Dataset content:
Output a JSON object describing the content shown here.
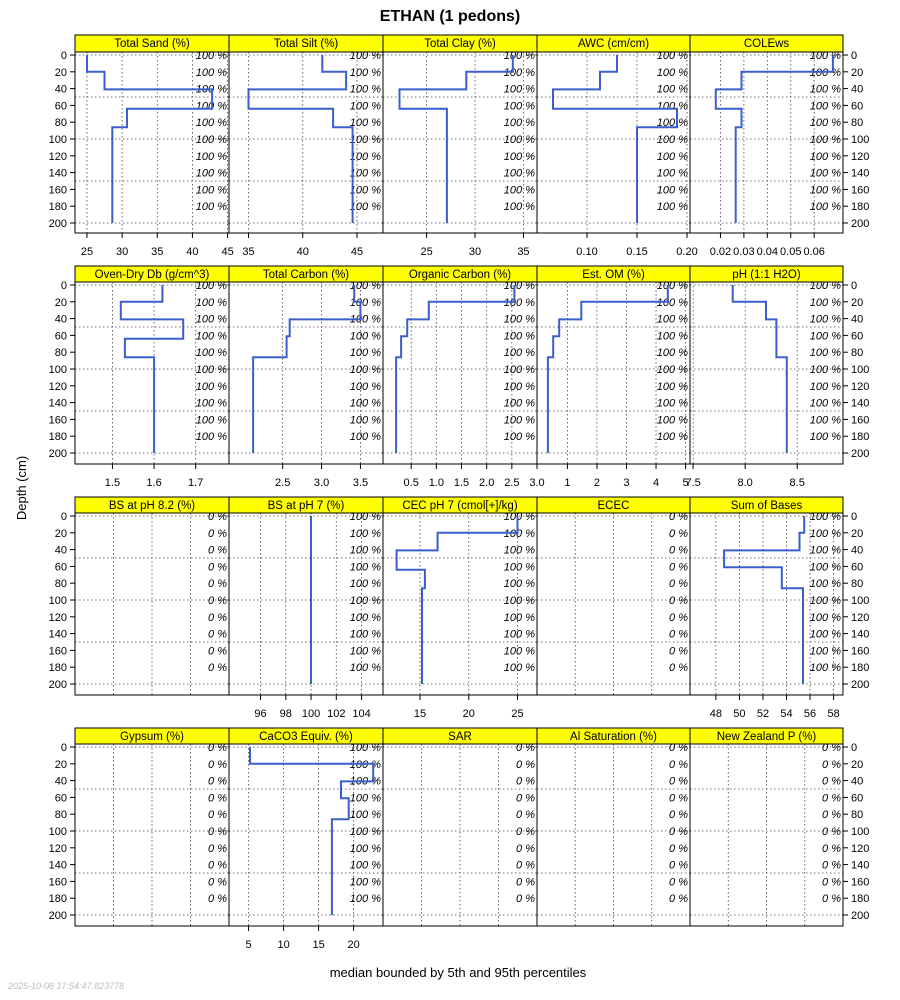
{
  "chart_data": {
    "type": "line",
    "title": "ETHAN (1 pedons)",
    "ylabel": "Depth (cm)",
    "xlabel": "median bounded by 5th and 95th percentiles",
    "timestamp": "2025-10-08 17:54:47.823778",
    "depth_ticks": [
      0,
      20,
      40,
      60,
      80,
      100,
      120,
      140,
      160,
      180,
      200
    ],
    "depth_range": [
      0,
      200
    ],
    "pct_depths": [
      0,
      20,
      40,
      60,
      80,
      100,
      120,
      140,
      160,
      180
    ],
    "grid": true,
    "line_color": "#3a5fcd",
    "strip_color": "#ffff00",
    "panels": [
      {
        "name": "Total Sand (%)",
        "pct": "100 %",
        "xlim": [
          23.3,
          45.2
        ],
        "ticks": [
          25,
          30,
          35,
          40,
          45
        ],
        "tick_labels": [
          "25",
          "30",
          "35",
          "40",
          "45"
        ],
        "profile": [
          [
            0,
            25
          ],
          [
            20,
            25
          ],
          [
            20,
            27.5
          ],
          [
            41,
            27.5
          ],
          [
            41,
            42.8
          ],
          [
            64,
            42.8
          ],
          [
            64,
            30.7
          ],
          [
            86,
            30.7
          ],
          [
            86,
            28.6
          ],
          [
            200,
            28.6
          ]
        ]
      },
      {
        "name": "Total Silt (%)",
        "pct": "100 %",
        "xlim": [
          33.2,
          47.4
        ],
        "ticks": [
          35,
          40,
          45
        ],
        "tick_labels": [
          "35",
          "40",
          "45"
        ],
        "profile": [
          [
            0,
            41.8
          ],
          [
            20,
            41.8
          ],
          [
            20,
            44
          ],
          [
            41,
            44
          ],
          [
            41,
            35
          ],
          [
            64,
            35
          ],
          [
            64,
            42.8
          ],
          [
            86,
            42.8
          ],
          [
            86,
            44.6
          ],
          [
            200,
            44.6
          ]
        ]
      },
      {
        "name": "Total Clay (%)",
        "pct": "100 %",
        "xlim": [
          20.5,
          36.4
        ],
        "ticks": [
          25,
          30,
          35
        ],
        "tick_labels": [
          "25",
          "30",
          "35"
        ],
        "profile": [
          [
            0,
            33.9
          ],
          [
            20,
            33.9
          ],
          [
            20,
            29.1
          ],
          [
            41,
            29.1
          ],
          [
            41,
            22.2
          ],
          [
            64,
            22.2
          ],
          [
            64,
            27.1
          ],
          [
            86,
            27.1
          ],
          [
            86,
            27.1
          ],
          [
            200,
            27.1
          ]
        ]
      },
      {
        "name": "AWC (cm/cm)",
        "pct": "100 %",
        "xlim": [
          0.05,
          0.203
        ],
        "ticks": [
          0.1,
          0.15,
          0.2
        ],
        "tick_labels": [
          "0.10",
          "0.15",
          "0.20"
        ],
        "profile": [
          [
            0,
            0.13
          ],
          [
            20,
            0.13
          ],
          [
            20,
            0.113
          ],
          [
            41,
            0.113
          ],
          [
            41,
            0.066
          ],
          [
            64,
            0.066
          ],
          [
            64,
            0.19
          ],
          [
            86,
            0.19
          ],
          [
            86,
            0.15
          ],
          [
            200,
            0.15
          ]
        ]
      },
      {
        "name": "COLEws",
        "pct": "100 %",
        "xlim": [
          0.007,
          0.0723
        ],
        "ticks": [
          0.02,
          0.03,
          0.04,
          0.05,
          0.06
        ],
        "tick_labels": [
          "0.02",
          "0.03",
          "0.04",
          "0.05",
          "0.06"
        ],
        "profile": [
          [
            0,
            0.068
          ],
          [
            20,
            0.068
          ],
          [
            20,
            0.029
          ],
          [
            41,
            0.029
          ],
          [
            41,
            0.018
          ],
          [
            64,
            0.018
          ],
          [
            64,
            0.029
          ],
          [
            86,
            0.029
          ],
          [
            86,
            0.0265
          ],
          [
            200,
            0.0265
          ]
        ]
      },
      {
        "name": "Oven-Dry Db (g/cm^3)",
        "pct": "100 %",
        "xlim": [
          1.41,
          1.78
        ],
        "ticks": [
          1.5,
          1.6,
          1.7
        ],
        "tick_labels": [
          "1.5",
          "1.6",
          "1.7"
        ],
        "profile": [
          [
            0,
            1.62
          ],
          [
            20,
            1.62
          ],
          [
            20,
            1.52
          ],
          [
            41,
            1.52
          ],
          [
            41,
            1.67
          ],
          [
            64,
            1.67
          ],
          [
            64,
            1.53
          ],
          [
            86,
            1.53
          ],
          [
            86,
            1.6
          ],
          [
            200,
            1.6
          ]
        ]
      },
      {
        "name": "Total Carbon (%)",
        "pct": "100 %",
        "xlim": [
          1.81,
          3.79
        ],
        "ticks": [
          2.5,
          3.0,
          3.5
        ],
        "tick_labels": [
          "2.5",
          "3.0",
          "3.5"
        ],
        "profile": [
          [
            0,
            3.42
          ],
          [
            20,
            3.42
          ],
          [
            20,
            3.5
          ],
          [
            41,
            3.5
          ],
          [
            41,
            2.59
          ],
          [
            61,
            2.59
          ],
          [
            61,
            2.55
          ],
          [
            86,
            2.55
          ],
          [
            86,
            2.12
          ],
          [
            200,
            2.12
          ]
        ]
      },
      {
        "name": "Organic Carbon (%)",
        "pct": "100 %",
        "xlim": [
          -0.06,
          3.0
        ],
        "ticks": [
          0.5,
          1.0,
          1.5,
          2.0,
          2.5,
          3.0
        ],
        "tick_labels": [
          "0.5",
          "1.0",
          "1.5",
          "2.0",
          "2.5",
          "3.0"
        ],
        "profile": [
          [
            0,
            2.55
          ],
          [
            20,
            2.55
          ],
          [
            20,
            0.85
          ],
          [
            41,
            0.85
          ],
          [
            41,
            0.42
          ],
          [
            61,
            0.42
          ],
          [
            61,
            0.3
          ],
          [
            86,
            0.3
          ],
          [
            86,
            0.2
          ],
          [
            200,
            0.2
          ]
        ]
      },
      {
        "name": "Est. OM (%)",
        "pct": "100 %",
        "xlim": [
          -0.03,
          5.15
        ],
        "ticks": [
          1,
          2,
          3,
          4,
          5
        ],
        "tick_labels": [
          "1",
          "2",
          "3",
          "4",
          "5"
        ],
        "profile": [
          [
            0,
            4.4
          ],
          [
            20,
            4.4
          ],
          [
            20,
            1.47
          ],
          [
            41,
            1.47
          ],
          [
            41,
            0.72
          ],
          [
            61,
            0.72
          ],
          [
            61,
            0.52
          ],
          [
            86,
            0.52
          ],
          [
            86,
            0.34
          ],
          [
            200,
            0.34
          ]
        ]
      },
      {
        "name": "pH (1:1 H2O)",
        "pct": "100 %",
        "xlim": [
          7.47,
          8.94
        ],
        "ticks": [
          7.5,
          8.0,
          8.5
        ],
        "tick_labels": [
          "7.5",
          "8.0",
          "8.5"
        ],
        "profile": [
          [
            0,
            7.88
          ],
          [
            20,
            7.88
          ],
          [
            20,
            8.2
          ],
          [
            41,
            8.2
          ],
          [
            41,
            8.3
          ],
          [
            86,
            8.3
          ],
          [
            86,
            8.4
          ],
          [
            200,
            8.4
          ]
        ]
      },
      {
        "name": "BS at pH 8.2 (%)",
        "pct": "0 %",
        "xlim": [
          0,
          1
        ],
        "ticks": [],
        "tick_labels": [],
        "profile": []
      },
      {
        "name": "BS at pH 7 (%)",
        "pct": "100 %",
        "xlim": [
          93.5,
          105.7
        ],
        "ticks": [
          96,
          98,
          100,
          102,
          104
        ],
        "tick_labels": [
          "96",
          "98",
          "100",
          "102",
          "104"
        ],
        "profile": [
          [
            0,
            100
          ],
          [
            200,
            100
          ]
        ]
      },
      {
        "name": "CEC pH 7 (cmol[+]/kg)",
        "pct": "100 %",
        "xlim": [
          11.2,
          27.0
        ],
        "ticks": [
          15,
          20,
          25
        ],
        "tick_labels": [
          "15",
          "20",
          "25"
        ],
        "profile": [
          [
            0,
            25
          ],
          [
            20,
            25
          ],
          [
            20,
            16.8
          ],
          [
            41,
            16.8
          ],
          [
            41,
            12.6
          ],
          [
            64,
            12.6
          ],
          [
            64,
            15.5
          ],
          [
            86,
            15.5
          ],
          [
            86,
            15.2
          ],
          [
            200,
            15.2
          ]
        ]
      },
      {
        "name": "ECEC",
        "pct": "0 %",
        "xlim": [
          0,
          1
        ],
        "ticks": [],
        "tick_labels": [],
        "profile": []
      },
      {
        "name": "Sum of Bases",
        "pct": "100 %",
        "xlim": [
          45.8,
          58.8
        ],
        "ticks": [
          48,
          50,
          52,
          54,
          56,
          58
        ],
        "tick_labels": [
          "48",
          "50",
          "52",
          "54",
          "56",
          "58"
        ],
        "profile": [
          [
            0,
            55.5
          ],
          [
            20,
            55.5
          ],
          [
            20,
            55.1
          ],
          [
            41,
            55.1
          ],
          [
            41,
            48.7
          ],
          [
            61,
            48.7
          ],
          [
            61,
            53.6
          ],
          [
            86,
            53.6
          ],
          [
            86,
            55.4
          ],
          [
            200,
            55.4
          ]
        ]
      },
      {
        "name": "Gypsum (%)",
        "pct": "0 %",
        "xlim": [
          0,
          1
        ],
        "ticks": [],
        "tick_labels": [],
        "profile": []
      },
      {
        "name": "CaCO3 Equiv. (%)",
        "pct": "100 %",
        "xlim": [
          2.2,
          24.2
        ],
        "ticks": [
          5,
          10,
          15,
          20
        ],
        "tick_labels": [
          "5",
          "10",
          "15",
          "20"
        ],
        "profile": [
          [
            0,
            5.2
          ],
          [
            20,
            5.2
          ],
          [
            20,
            22.8
          ],
          [
            41,
            22.8
          ],
          [
            41,
            18.2
          ],
          [
            61,
            18.2
          ],
          [
            61,
            19.3
          ],
          [
            86,
            19.3
          ],
          [
            86,
            16.9
          ],
          [
            200,
            16.9
          ]
        ]
      },
      {
        "name": "SAR",
        "pct": "0 %",
        "xlim": [
          0,
          1
        ],
        "ticks": [],
        "tick_labels": [],
        "profile": []
      },
      {
        "name": "Al Saturation (%)",
        "pct": "0 %",
        "xlim": [
          0,
          1
        ],
        "ticks": [],
        "tick_labels": [],
        "profile": []
      },
      {
        "name": "New Zealand P (%)",
        "pct": "0 %",
        "xlim": [
          0,
          1
        ],
        "ticks": [],
        "tick_labels": [],
        "profile": []
      }
    ]
  }
}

Directions: Scan the listing above for the word "Total" and copy every line that holds it.

Finished task:
        "name": "Total Sand (%)",
        "name": "Total Silt (%)",
        "name": "Total Clay (%)",
        "name": "Total Carbon (%)",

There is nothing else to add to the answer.